## [Records from a data source]

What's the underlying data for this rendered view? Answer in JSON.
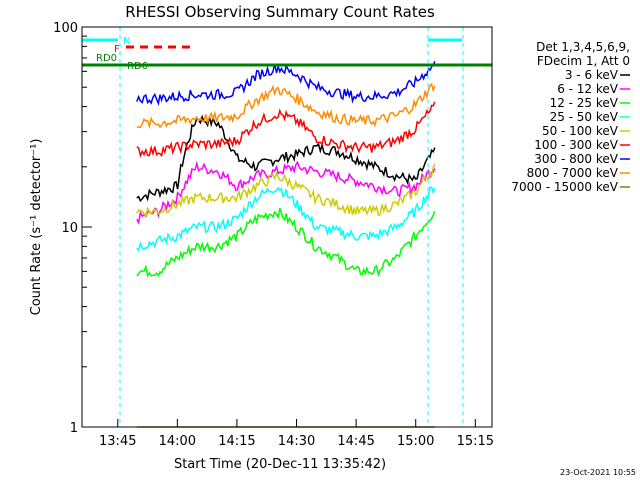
{
  "chart_data": {
    "type": "line",
    "title": "RHESSI Observing Summary Count Rates",
    "xlabel": "Start Time (20-Dec-11 13:35:42)",
    "ylabel": "Count Rate (s⁻¹ detector⁻¹)",
    "y_scale": "log",
    "ylim": [
      1,
      100
    ],
    "y_ticks": [
      "1",
      "10",
      "100"
    ],
    "x_ticks": [
      "13:45",
      "14:00",
      "14:15",
      "14:30",
      "14:45",
      "15:00",
      "15:15"
    ],
    "footer_date": "23-Oct-2021 10:55",
    "legend": {
      "header": [
        "Det 1,3,4,5,6,9,",
        "FDecim 1, Att 0"
      ],
      "placement": "right"
    },
    "markers": {
      "n_label": "N",
      "f_label": "F",
      "rd0_label": "RD0",
      "rd6_label": "RD6"
    },
    "series": [
      {
        "name": "3 - 6 keV",
        "color": "#000000",
        "values": [
          14,
          15,
          16,
          35,
          33,
          22,
          20,
          22,
          23,
          25,
          24,
          22,
          20,
          18,
          17,
          24
        ]
      },
      {
        "name": "6 - 12 keV",
        "color": "#ff00ff",
        "values": [
          11,
          12,
          14,
          20,
          19,
          16,
          18,
          19,
          20,
          19,
          18,
          17,
          16,
          15,
          16,
          20
        ]
      },
      {
        "name": "12 - 25 keV",
        "color": "#00ff00",
        "values": [
          6,
          6,
          7,
          8,
          8,
          9,
          11,
          12,
          10,
          8,
          7,
          6,
          6,
          7,
          9,
          12
        ]
      },
      {
        "name": "25 - 50 keV",
        "color": "#00ffff",
        "values": [
          8,
          8.5,
          9,
          10,
          10,
          11,
          14,
          16,
          13,
          10,
          9.5,
          9,
          9,
          10,
          12,
          16
        ]
      },
      {
        "name": "50 - 100 keV",
        "color": "#cccc00",
        "values": [
          12,
          12,
          13,
          14,
          14,
          14,
          16,
          18,
          16,
          14,
          13,
          12,
          12,
          13,
          15,
          20
        ]
      },
      {
        "name": "100 - 300 keV",
        "color": "#ff0000",
        "values": [
          24,
          24,
          25,
          26,
          26,
          27,
          33,
          37,
          34,
          28,
          26,
          25,
          25,
          27,
          31,
          40
        ]
      },
      {
        "name": "300 - 800 keV",
        "color": "#0000ff",
        "values": [
          44,
          44,
          45,
          46,
          46,
          47,
          57,
          63,
          58,
          50,
          47,
          45,
          45,
          47,
          53,
          65
        ]
      },
      {
        "name": "800 - 7000 keV",
        "color": "#ff8c00",
        "values": [
          33,
          33,
          34,
          35,
          35,
          36,
          43,
          49,
          44,
          38,
          35,
          34,
          34,
          36,
          41,
          52
        ]
      },
      {
        "name": "7000 - 15000 keV",
        "color": "#808000",
        "values": [
          1,
          1,
          1,
          1,
          1,
          1,
          1,
          1,
          1,
          1,
          1,
          1,
          1,
          1,
          1,
          1
        ]
      }
    ],
    "x": [
      13.83,
      13.92,
      14.0,
      14.08,
      14.17,
      14.25,
      14.33,
      14.42,
      14.5,
      14.58,
      14.67,
      14.75,
      14.83,
      14.92,
      15.0,
      15.08
    ]
  }
}
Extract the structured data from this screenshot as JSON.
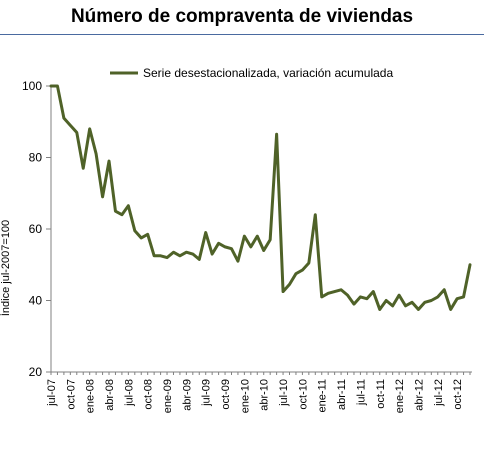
{
  "chart_data": {
    "type": "line",
    "title": "Número de compraventa de viviendas",
    "ylabel": "Índice jul-2007=100",
    "xlabel": "",
    "ylim": [
      20,
      100
    ],
    "yticks": [
      20,
      40,
      60,
      80,
      100
    ],
    "grid": false,
    "legend_position": "top",
    "x": [
      "jul-07",
      "ago-07",
      "sep-07",
      "oct-07",
      "nov-07",
      "dic-07",
      "ene-08",
      "feb-08",
      "mar-08",
      "abr-08",
      "may-08",
      "jun-08",
      "jul-08",
      "ago-08",
      "sep-08",
      "oct-08",
      "nov-08",
      "dic-08",
      "ene-09",
      "feb-09",
      "mar-09",
      "abr-09",
      "may-09",
      "jun-09",
      "jul-09",
      "ago-09",
      "sep-09",
      "oct-09",
      "nov-09",
      "dic-09",
      "ene-10",
      "feb-10",
      "mar-10",
      "abr-10",
      "may-10",
      "jun-10",
      "jul-10",
      "ago-10",
      "sep-10",
      "oct-10",
      "nov-10",
      "dic-10",
      "ene-11",
      "feb-11",
      "mar-11",
      "abr-11",
      "may-11",
      "jun-11",
      "jul-11",
      "ago-11",
      "sep-11",
      "oct-11",
      "nov-11",
      "dic-11",
      "ene-12",
      "feb-12",
      "mar-12",
      "abr-12",
      "may-12",
      "jun-12",
      "jul-12",
      "ago-12",
      "sep-12",
      "oct-12",
      "nov-12",
      "dic-12"
    ],
    "xtick_labels": [
      {
        "index": 0,
        "label": "jul-07"
      },
      {
        "index": 3,
        "label": "oct-07"
      },
      {
        "index": 6,
        "label": "ene-08"
      },
      {
        "index": 9,
        "label": "abr-08"
      },
      {
        "index": 12,
        "label": "jul-08"
      },
      {
        "index": 15,
        "label": "oct-08"
      },
      {
        "index": 18,
        "label": "ene-09"
      },
      {
        "index": 21,
        "label": "abr-09"
      },
      {
        "index": 24,
        "label": "jul-09"
      },
      {
        "index": 27,
        "label": "oct-09"
      },
      {
        "index": 30,
        "label": "ene-10"
      },
      {
        "index": 33,
        "label": "abr-10"
      },
      {
        "index": 36,
        "label": "jul-10"
      },
      {
        "index": 39,
        "label": "oct-10"
      },
      {
        "index": 42,
        "label": "ene-11"
      },
      {
        "index": 45,
        "label": "abr-11"
      },
      {
        "index": 48,
        "label": "jul-11"
      },
      {
        "index": 51,
        "label": "oct-11"
      },
      {
        "index": 54,
        "label": "ene-12"
      },
      {
        "index": 57,
        "label": "abr-12"
      },
      {
        "index": 60,
        "label": "jul-12"
      },
      {
        "index": 63,
        "label": "oct-12"
      }
    ],
    "series": [
      {
        "name": "Serie desestacionalizada, variación acumulada",
        "color": "#4f6228",
        "values": [
          100,
          100,
          91,
          89,
          87,
          77,
          88,
          81,
          69,
          79,
          65,
          64,
          66.5,
          59.5,
          57.5,
          58.5,
          52.5,
          52.5,
          52,
          53.5,
          52.5,
          53.5,
          53,
          51.5,
          59,
          53,
          56,
          55,
          54.5,
          51,
          58,
          55,
          58,
          54,
          57,
          86.5,
          42.5,
          44.5,
          47.5,
          48.5,
          50.5,
          64,
          41,
          42,
          42.5,
          43,
          41.5,
          39,
          41,
          40.5,
          42.5,
          37.5,
          40,
          38.5,
          41.5,
          38.5,
          39.5,
          37.5,
          39.5,
          40,
          41,
          43,
          37.5,
          40.5,
          41,
          50
        ]
      }
    ]
  }
}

## [Your instructions]
Calculate how many lines of the material include the string "color", and state that number by itself.

## [Answer to the problem]
10